**** 抜粋 ****

この人には絶対にかなわないと思う学者・文筆家・実業家が6人ほどいる。

そのなかで具体的に本のなかで社会保障について言及しているのは3名。

2名は絶対的に反対。もう一名は博愛的で、ベーシックインカムを肯定している。

考え方の違いの根底にはなにがあるのか?

小室直樹に関しては、ロッキード事件の際に田中角栄について意見をを言ってくれ、と頼まれたとき、彼は否定と肯定の両方に立てるほどの理論をもっている、どちらに立てば良いかと言っていた。

結局のところ、理論を超越するのは信念でしかないのだろうか。

誰かにとっての悪は誰かにとっての善。誰かにとっての善は誰かにとっての悪。

いや、なにかおかしい。

著述家といえど、もしかすれば勉強不足の分野があるに違いない。

そのひとつとして、やはり自分は「決定論と自由の両立」について考えるべきだと思わずにはいられない。

・・・

『レヴィナス著作集 Ⅰ 』

メモ

”トルストイにあって本質的なものとは、人間の本性についての真理ではなく、生の非本来性、虚偽、うぬぼれにとっさに気づく者の情動である。感じること、あらゆる点における動物性。アンナ・カレーニナの自殺。純粋に衝動的な生の、そしてその袋小路の露呈。” P122

・・・

『原郷の森』

メモ

“西洋哲学主義と資本主義が密着したために、自己中心で生きることが、自我中心と誤ってとらえられた。” P98

・・・

『そうしないことはありえたか?』

つづきを読み進めた。

(読書日記1271に収録)

https://labo-dokusyofukurou.net/2024/08/06/%e8%aa%ad%e6%9b%b8%e6%97%a5%e8%a8%981271/

    

前回までを整理する。

「決定論と自由は両立するか?」

というテーマについて論じられた。

帰結論証」によって「無力さの移行原理」が導かれた。

この原理の結論は、「決定論と自由は両立しない」であった。

前回はここで止まった。

果たして、本当に決定論と自由は両立しないのか?

まず「古典両立論」が紹介された。

これを提唱したのは哲学者G・E・ムーアだとされる。

具体例で考える。

:私は今朝コーヒーを飲むことができた。

実際にはコーヒーは飲まなかった。「ただ、家にはインスタントコーヒーがあったし、飲もうと思えば飲めたよ」と主張することで、決定論のなかにも自由があることを主張している。

次に、「できる」の意味をムーアは深堀する。

:私は今朝コーヒーを1杯飲むことができた

:私は今朝コーヒーを1000杯飲むことができた

ムーアは、前者は真で後者は偽となるような命題が存在することを示した。

これを一般化すると以下になる。

「できる」の条件文分析:行為者Sが行為Aをすることができるのは、反事実的条件文「もしSが行為Aをすることを選んだならば、Sは行為Aをするだろう」が真であるとき、かつそのときに限る。

ところが、この理論には欠陥があることが露呈する。

物理的には「できる」ことがあっても精神的には「できない」ことが世の中にはある。

**** 提供情報 ****

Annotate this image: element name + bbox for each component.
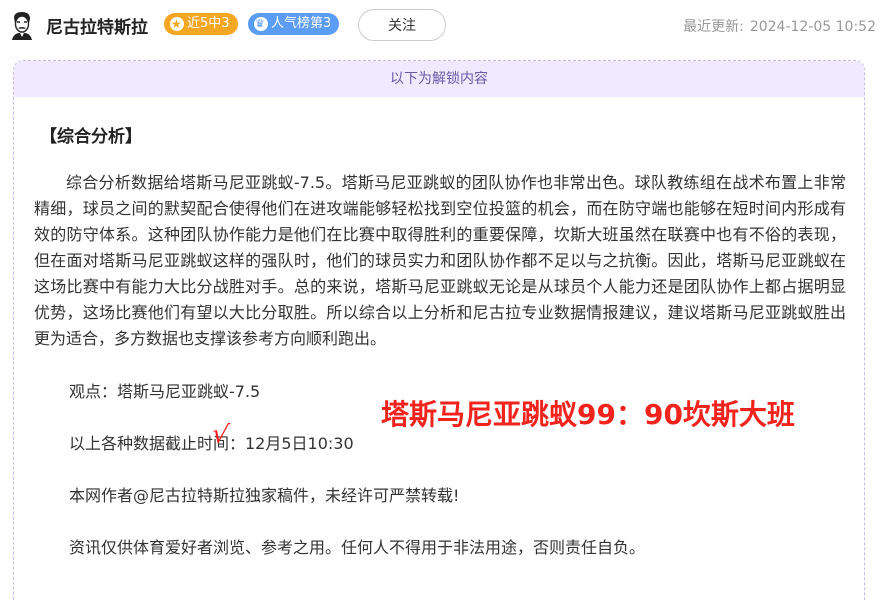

****

- _課題_: 抜粋のうち、「これを提唱したのは哲学者G・E・ムーアだとされる。」で始まり「次に、「できる」の意味をムーアは深堀する。」まで続く部分を、一字も変えずに書き写してください。

- _回答_:
これを提唱したのは哲学者G・E・ムーアだとされる。

具体例で考える。

:私は今朝コーヒーを飲むことができた。

実際にはコーヒーは飲まなかった。「ただ、家にはインスタントコーヒーがあったし、飲もうと思えば飲めたよ」と主張することで、決定論のなかにも自由があることを主張している。

次に、「できる」の意味をムーアは深堀する。